* INFORMATION SUPPLIED
----
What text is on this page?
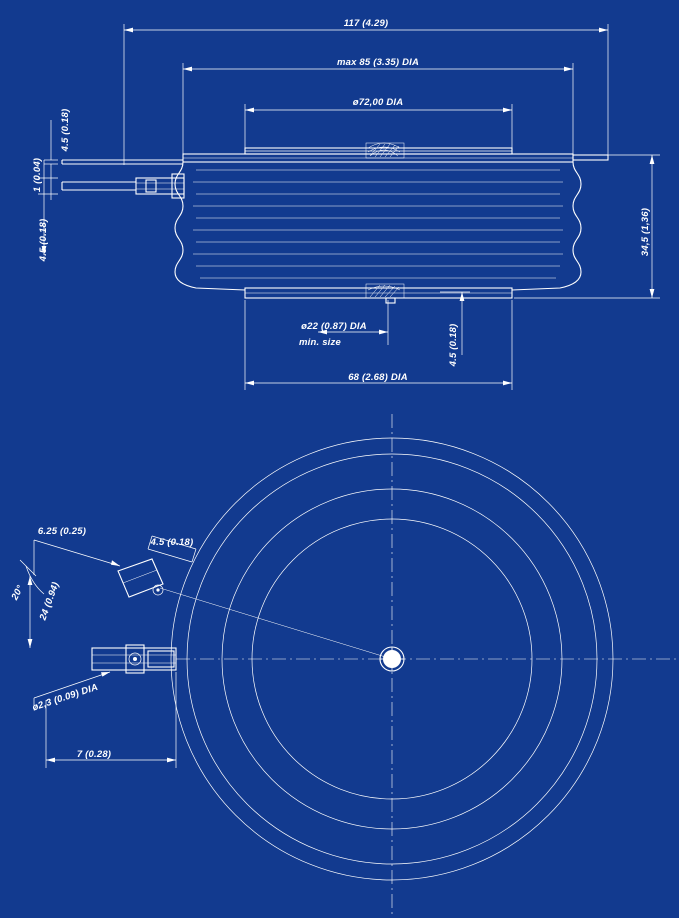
117 (4.29)
max 85 (3.35) DIA
ø72,00 DIA
1 (0.04)
4.5 (0.18)
4.5 (0.18)	34,5 (1,36)
ø22 (0.87) DIA
min. size	4.5 (0.18)
68 (2.68) DIA
6.25 (0.25)
4.5 (0.18)
20° 24 (0.94)
ø2,3 (0.09) DIA
7 (0.28)
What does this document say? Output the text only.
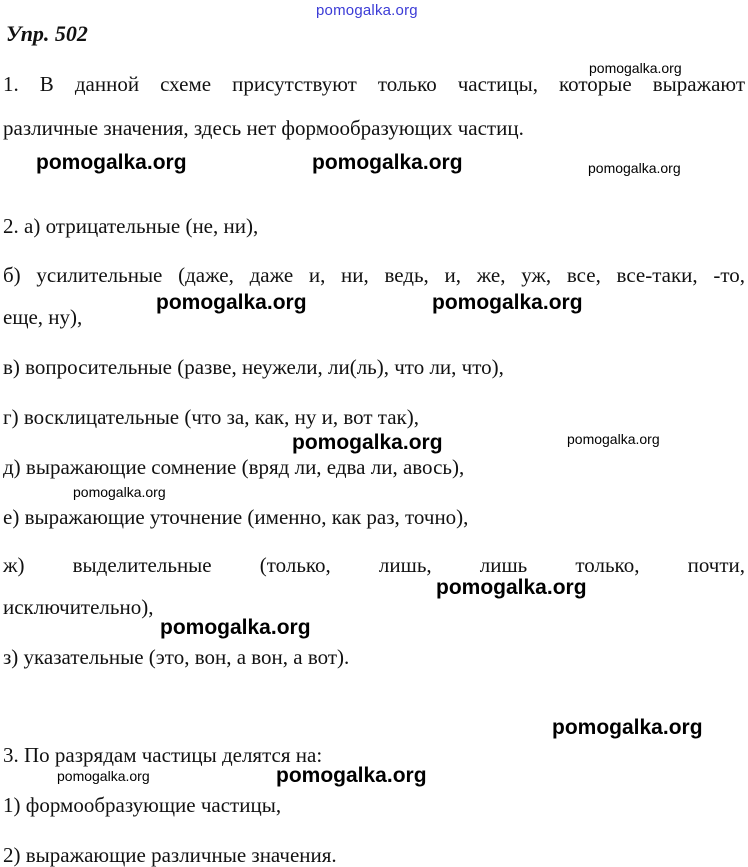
pomogalka.org
Упр. 502
1. В данной схеме присутствуют только частицы, которые выражают
различные значения, здесь нет формообразующих частиц.
2. а) отрицательные (не, ни),
б) усилительные (даже, даже и, ни, ведь, и, же, уж, все, все-таки, -то,
еще, ну),
в) вопросительные (разве, неужели, ли(ль), что ли, что),
г) восклицательные (что за, как, ну и, вот так),
д) выражающие сомнение (вряд ли, едва ли, авось),
е) выражающие уточнение (именно, как раз, точно),
ж) выделительные (только, лишь, лишь только, почти,
исключительно),
з) указательные (это, вон, а вон, а вот).
3. По разрядам частицы делятся на:
1) формообразующие частицы,
2) выражающие различные значения.
pomogalka.org
pomogalka.org	pomogalka.org	pomogalka.org
pomogalka.org	pomogalka.org
pomogalka.org	pomogalka.org
pomogalka.org
pomogalka.org
pomogalka.org
pomogalka.org
pomogalka.org	pomogalka.org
----
Reproduce the full listing above verbatim, with no pictures included.

* RESPONSE TO THE TASK
What text is on this page?
117 (4.29)
max 85 (3.35) DIA
ø72,00 DIA
1 (0.04)
4.5 (0.18)
4.5 (0.18)	34,5 (1,36)
ø22 (0.87) DIA
min. size	4.5 (0.18)
68 (2.68) DIA
6.25 (0.25)
4.5 (0.18)
20° 24 (0.94)
ø2,3 (0.09) DIA
7 (0.28)
What does this document say? Output the text only.
pomogalka.org
Упр. 502
1. В данной схеме присутствуют только частицы, которые выражают
различные значения, здесь нет формообразующих частиц.
2. а) отрицательные (не, ни),
б) усилительные (даже, даже и, ни, ведь, и, же, уж, все, все-таки, -то,
еще, ну),
в) вопросительные (разве, неужели, ли(ль), что ли, что),
г) восклицательные (что за, как, ну и, вот так),
д) выражающие сомнение (вряд ли, едва ли, авось),
е) выражающие уточнение (именно, как раз, точно),
ж) выделительные (только, лишь, лишь только, почти,
исключительно),
з) указательные (это, вон, а вон, а вот).
3. По разрядам частицы делятся на:
1) формообразующие частицы,
2) выражающие различные значения.
pomogalka.org
pomogalka.org	pomogalka.org	pomogalka.org
pomogalka.org	pomogalka.org
pomogalka.org	pomogalka.org
pomogalka.org
pomogalka.org
pomogalka.org
pomogalka.org
pomogalka.org	pomogalka.org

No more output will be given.